Rewrite the lines below, renaming every "peak-annotation" to "peak-label" and leaving all other text unchanged.

┏━━

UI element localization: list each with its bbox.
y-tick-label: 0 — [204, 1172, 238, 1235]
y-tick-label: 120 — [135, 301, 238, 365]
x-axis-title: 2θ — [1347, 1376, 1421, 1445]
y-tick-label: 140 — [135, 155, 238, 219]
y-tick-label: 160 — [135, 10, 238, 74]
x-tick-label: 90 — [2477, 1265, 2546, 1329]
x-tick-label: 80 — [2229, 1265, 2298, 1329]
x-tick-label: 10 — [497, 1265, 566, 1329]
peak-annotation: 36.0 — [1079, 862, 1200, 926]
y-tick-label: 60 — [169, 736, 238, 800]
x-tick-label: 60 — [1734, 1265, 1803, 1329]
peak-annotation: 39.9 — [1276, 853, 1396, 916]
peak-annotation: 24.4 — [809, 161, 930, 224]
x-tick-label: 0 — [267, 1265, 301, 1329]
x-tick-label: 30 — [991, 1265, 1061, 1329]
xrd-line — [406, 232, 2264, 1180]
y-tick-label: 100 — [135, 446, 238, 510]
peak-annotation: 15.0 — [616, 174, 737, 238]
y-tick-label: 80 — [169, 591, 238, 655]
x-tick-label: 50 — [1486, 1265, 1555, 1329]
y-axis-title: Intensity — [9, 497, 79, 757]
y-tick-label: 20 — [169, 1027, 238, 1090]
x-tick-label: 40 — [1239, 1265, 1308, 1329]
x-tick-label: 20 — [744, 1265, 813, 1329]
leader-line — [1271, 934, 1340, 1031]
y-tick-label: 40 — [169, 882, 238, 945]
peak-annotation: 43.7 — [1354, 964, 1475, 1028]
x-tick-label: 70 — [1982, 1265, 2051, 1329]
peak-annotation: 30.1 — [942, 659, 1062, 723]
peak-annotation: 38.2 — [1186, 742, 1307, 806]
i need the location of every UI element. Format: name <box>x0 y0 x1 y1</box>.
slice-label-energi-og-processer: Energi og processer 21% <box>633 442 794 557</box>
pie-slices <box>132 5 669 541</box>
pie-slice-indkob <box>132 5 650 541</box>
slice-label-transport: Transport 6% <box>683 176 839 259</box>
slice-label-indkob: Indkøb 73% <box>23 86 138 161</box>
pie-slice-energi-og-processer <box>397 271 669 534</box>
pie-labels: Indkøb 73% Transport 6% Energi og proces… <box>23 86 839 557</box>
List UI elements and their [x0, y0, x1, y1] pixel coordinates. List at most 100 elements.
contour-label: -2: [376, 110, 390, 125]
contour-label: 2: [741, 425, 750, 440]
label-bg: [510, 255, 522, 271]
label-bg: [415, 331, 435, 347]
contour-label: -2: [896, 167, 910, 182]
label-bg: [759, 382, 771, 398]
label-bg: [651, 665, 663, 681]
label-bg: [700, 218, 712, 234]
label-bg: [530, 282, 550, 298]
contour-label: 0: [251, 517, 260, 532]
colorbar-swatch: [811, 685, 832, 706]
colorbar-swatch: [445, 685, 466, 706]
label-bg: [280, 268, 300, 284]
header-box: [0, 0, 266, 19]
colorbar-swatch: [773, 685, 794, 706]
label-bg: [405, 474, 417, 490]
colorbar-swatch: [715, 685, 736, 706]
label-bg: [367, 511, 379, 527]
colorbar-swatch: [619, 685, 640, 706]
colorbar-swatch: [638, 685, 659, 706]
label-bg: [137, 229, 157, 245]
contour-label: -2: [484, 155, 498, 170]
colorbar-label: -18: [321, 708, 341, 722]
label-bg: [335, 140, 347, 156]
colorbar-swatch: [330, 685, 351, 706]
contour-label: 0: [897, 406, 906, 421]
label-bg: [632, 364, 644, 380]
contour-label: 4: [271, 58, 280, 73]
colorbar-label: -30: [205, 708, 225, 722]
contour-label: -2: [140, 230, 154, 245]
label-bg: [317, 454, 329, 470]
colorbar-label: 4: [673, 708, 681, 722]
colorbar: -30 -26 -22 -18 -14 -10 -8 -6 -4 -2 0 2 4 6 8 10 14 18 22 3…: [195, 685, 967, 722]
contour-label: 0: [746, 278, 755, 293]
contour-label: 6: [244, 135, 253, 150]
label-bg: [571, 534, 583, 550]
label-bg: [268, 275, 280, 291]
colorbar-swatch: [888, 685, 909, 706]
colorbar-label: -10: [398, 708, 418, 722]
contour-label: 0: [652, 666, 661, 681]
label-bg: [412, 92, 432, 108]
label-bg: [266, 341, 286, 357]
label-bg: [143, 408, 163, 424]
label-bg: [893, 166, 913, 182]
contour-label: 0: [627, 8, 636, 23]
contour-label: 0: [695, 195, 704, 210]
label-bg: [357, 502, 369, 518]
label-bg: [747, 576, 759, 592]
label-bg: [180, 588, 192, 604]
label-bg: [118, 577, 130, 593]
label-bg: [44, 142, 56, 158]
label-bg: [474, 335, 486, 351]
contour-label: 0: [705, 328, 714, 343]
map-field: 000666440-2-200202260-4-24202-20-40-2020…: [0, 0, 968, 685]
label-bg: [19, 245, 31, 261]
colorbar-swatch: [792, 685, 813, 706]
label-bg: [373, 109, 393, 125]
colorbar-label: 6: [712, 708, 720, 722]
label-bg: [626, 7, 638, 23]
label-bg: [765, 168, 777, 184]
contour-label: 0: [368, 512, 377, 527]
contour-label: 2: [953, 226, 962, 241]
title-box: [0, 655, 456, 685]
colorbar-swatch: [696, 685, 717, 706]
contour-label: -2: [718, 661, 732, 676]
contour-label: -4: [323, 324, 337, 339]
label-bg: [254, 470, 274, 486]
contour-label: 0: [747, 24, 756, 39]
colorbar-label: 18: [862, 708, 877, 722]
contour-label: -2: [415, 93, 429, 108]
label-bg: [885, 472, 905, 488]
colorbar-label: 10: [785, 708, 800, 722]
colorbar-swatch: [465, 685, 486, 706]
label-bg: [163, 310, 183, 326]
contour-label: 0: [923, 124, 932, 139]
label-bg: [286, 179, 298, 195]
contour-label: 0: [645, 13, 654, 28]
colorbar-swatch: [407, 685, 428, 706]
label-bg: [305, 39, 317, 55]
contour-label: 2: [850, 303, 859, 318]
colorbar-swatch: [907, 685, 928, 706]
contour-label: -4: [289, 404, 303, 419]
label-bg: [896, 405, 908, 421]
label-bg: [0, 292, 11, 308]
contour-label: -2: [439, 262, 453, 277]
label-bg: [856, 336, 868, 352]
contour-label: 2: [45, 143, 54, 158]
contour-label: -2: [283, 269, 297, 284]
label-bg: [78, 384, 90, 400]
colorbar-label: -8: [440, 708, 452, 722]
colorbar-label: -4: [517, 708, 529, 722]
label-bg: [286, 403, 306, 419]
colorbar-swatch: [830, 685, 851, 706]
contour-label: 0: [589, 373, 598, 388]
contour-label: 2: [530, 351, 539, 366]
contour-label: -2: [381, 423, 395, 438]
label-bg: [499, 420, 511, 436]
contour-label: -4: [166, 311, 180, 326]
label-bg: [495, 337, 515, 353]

┗━━

**Right answer**
UI element localization: list each with its bbox.
y-tick-label: 0 — [204, 1172, 238, 1235]
y-tick-label: 120 — [135, 301, 238, 365]
x-axis-title: 2θ — [1347, 1376, 1421, 1445]
y-tick-label: 140 — [135, 155, 238, 219]
y-tick-label: 160 — [135, 10, 238, 74]
x-tick-label: 90 — [2477, 1265, 2546, 1329]
x-tick-label: 80 — [2229, 1265, 2298, 1329]
x-tick-label: 10 — [497, 1265, 566, 1329]
peak-label: 36.0 — [1079, 862, 1200, 926]
y-tick-label: 60 — [169, 736, 238, 800]
x-tick-label: 60 — [1734, 1265, 1803, 1329]
peak-label: 39.9 — [1276, 853, 1396, 916]
peak-label: 24.4 — [809, 161, 930, 224]
x-tick-label: 0 — [267, 1265, 301, 1329]
x-tick-label: 30 — [991, 1265, 1061, 1329]
xrd-line — [406, 232, 2264, 1180]
y-tick-label: 100 — [135, 446, 238, 510]
peak-label: 15.0 — [616, 174, 737, 238]
y-tick-label: 80 — [169, 591, 238, 655]
x-tick-label: 50 — [1486, 1265, 1555, 1329]
y-axis-title: Intensity — [9, 497, 79, 757]
y-tick-label: 20 — [169, 1027, 238, 1090]
x-tick-label: 40 — [1239, 1265, 1308, 1329]
x-tick-label: 20 — [744, 1265, 813, 1329]
leader-line — [1271, 934, 1340, 1031]
y-tick-label: 40 — [169, 882, 238, 945]
peak-label: 43.7 — [1354, 964, 1475, 1028]
x-tick-label: 70 — [1982, 1265, 2051, 1329]
peak-label: 30.1 — [942, 659, 1062, 723]
peak-label: 38.2 — [1186, 742, 1307, 806]
i need the location of every UI element. Format: name <box>x0 y0 x1 y1</box>.
slice-label-energi-og-processer: Energi og processer 21% <box>633 442 794 557</box>
pie-slices <box>132 5 669 541</box>
pie-slice-indkob <box>132 5 650 541</box>
slice-label-transport: Transport 6% <box>683 176 839 259</box>
slice-label-indkob: Indkøb 73% <box>23 86 138 161</box>
pie-slice-energi-og-processer <box>397 271 669 534</box>
pie-labels: Indkøb 73% Transport 6% Energi og proces… <box>23 86 839 557</box>
List UI elements and their [x0, y0, x1, y1] pixel coordinates. List at most 100 elements.
contour-label: -2: [376, 110, 390, 125]
contour-label: 2: [741, 425, 750, 440]
label-bg: [510, 255, 522, 271]
label-bg: [415, 331, 435, 347]
contour-label: -2: [896, 167, 910, 182]
label-bg: [759, 382, 771, 398]
label-bg: [651, 665, 663, 681]
label-bg: [700, 218, 712, 234]
label-bg: [530, 282, 550, 298]
contour-label: 0: [251, 517, 260, 532]
colorbar-swatch: [811, 685, 832, 706]
colorbar-swatch: [445, 685, 466, 706]
label-bg: [280, 268, 300, 284]
header-box: [0, 0, 266, 19]
colorbar-swatch: [773, 685, 794, 706]
label-bg: [405, 474, 417, 490]
colorbar-swatch: [715, 685, 736, 706]
label-bg: [367, 511, 379, 527]
colorbar-swatch: [619, 685, 640, 706]
colorbar-swatch: [638, 685, 659, 706]
label-bg: [137, 229, 157, 245]
contour-label: -2: [484, 155, 498, 170]
colorbar-label: -18: [321, 708, 341, 722]
label-bg: [335, 140, 347, 156]
colorbar-swatch: [330, 685, 351, 706]
contour-label: 0: [897, 406, 906, 421]
label-bg: [632, 364, 644, 380]
contour-label: 4: [271, 58, 280, 73]
colorbar-label: -30: [205, 708, 225, 722]
contour-label: -2: [140, 230, 154, 245]
label-bg: [317, 454, 329, 470]
colorbar-label: 4: [673, 708, 681, 722]
colorbar: -30 -26 -22 -18 -14 -10 -8 -6 -4 -2 0 2 4 6 8 10 14 18 22 3…: [195, 685, 967, 722]
contour-label: 0: [746, 278, 755, 293]
contour-label: 6: [244, 135, 253, 150]
label-bg: [571, 534, 583, 550]
label-bg: [268, 275, 280, 291]
colorbar-swatch: [888, 685, 909, 706]
colorbar-label: -10: [398, 708, 418, 722]
contour-label: 0: [652, 666, 661, 681]
label-bg: [412, 92, 432, 108]
label-bg: [266, 341, 286, 357]
label-bg: [143, 408, 163, 424]
label-bg: [893, 166, 913, 182]
contour-label: 0: [627, 8, 636, 23]
contour-label: 0: [695, 195, 704, 210]
label-bg: [357, 502, 369, 518]
label-bg: [747, 576, 759, 592]
label-bg: [180, 588, 192, 604]
label-bg: [118, 577, 130, 593]
label-bg: [44, 142, 56, 158]
label-bg: [474, 335, 486, 351]
contour-label: 0: [705, 328, 714, 343]
map-field: 000666440-2-200202260-4-24202-20-40-2020…: [0, 0, 968, 685]
label-bg: [19, 245, 31, 261]
colorbar-swatch: [792, 685, 813, 706]
label-bg: [373, 109, 393, 125]
colorbar-label: 6: [712, 708, 720, 722]
label-bg: [626, 7, 638, 23]
label-bg: [765, 168, 777, 184]
contour-label: 0: [368, 512, 377, 527]
contour-label: 2: [953, 226, 962, 241]
title-box: [0, 655, 456, 685]
colorbar-swatch: [696, 685, 717, 706]
contour-label: -2: [718, 661, 732, 676]
contour-label: -4: [323, 324, 337, 339]
label-bg: [254, 470, 274, 486]
contour-label: 0: [747, 24, 756, 39]
colorbar-label: 18: [862, 708, 877, 722]
contour-label: -2: [415, 93, 429, 108]
label-bg: [885, 472, 905, 488]
colorbar-label: 10: [785, 708, 800, 722]
colorbar-swatch: [465, 685, 486, 706]
label-bg: [163, 310, 183, 326]
contour-label: 0: [923, 124, 932, 139]
label-bg: [286, 179, 298, 195]
contour-label: 0: [645, 13, 654, 28]
colorbar-swatch: [407, 685, 428, 706]
label-bg: [305, 39, 317, 55]
contour-label: 2: [850, 303, 859, 318]
colorbar-swatch: [907, 685, 928, 706]
contour-label: -4: [289, 404, 303, 419]
label-bg: [896, 405, 908, 421]
label-bg: [0, 292, 11, 308]
contour-label: -2: [439, 262, 453, 277]
label-bg: [856, 336, 868, 352]
contour-label: 2: [45, 143, 54, 158]
contour-label: -2: [283, 269, 297, 284]
label-bg: [78, 384, 90, 400]
colorbar-label: -8: [440, 708, 452, 722]
colorbar-label: -4: [517, 708, 529, 722]
label-bg: [286, 403, 306, 419]
colorbar-swatch: [830, 685, 851, 706]
contour-label: 0: [589, 373, 598, 388]
contour-label: 2: [530, 351, 539, 366]
contour-label: -2: [381, 423, 395, 438]
label-bg: [499, 420, 511, 436]
contour-label: -4: [166, 311, 180, 326]
label-bg: [495, 337, 515, 353]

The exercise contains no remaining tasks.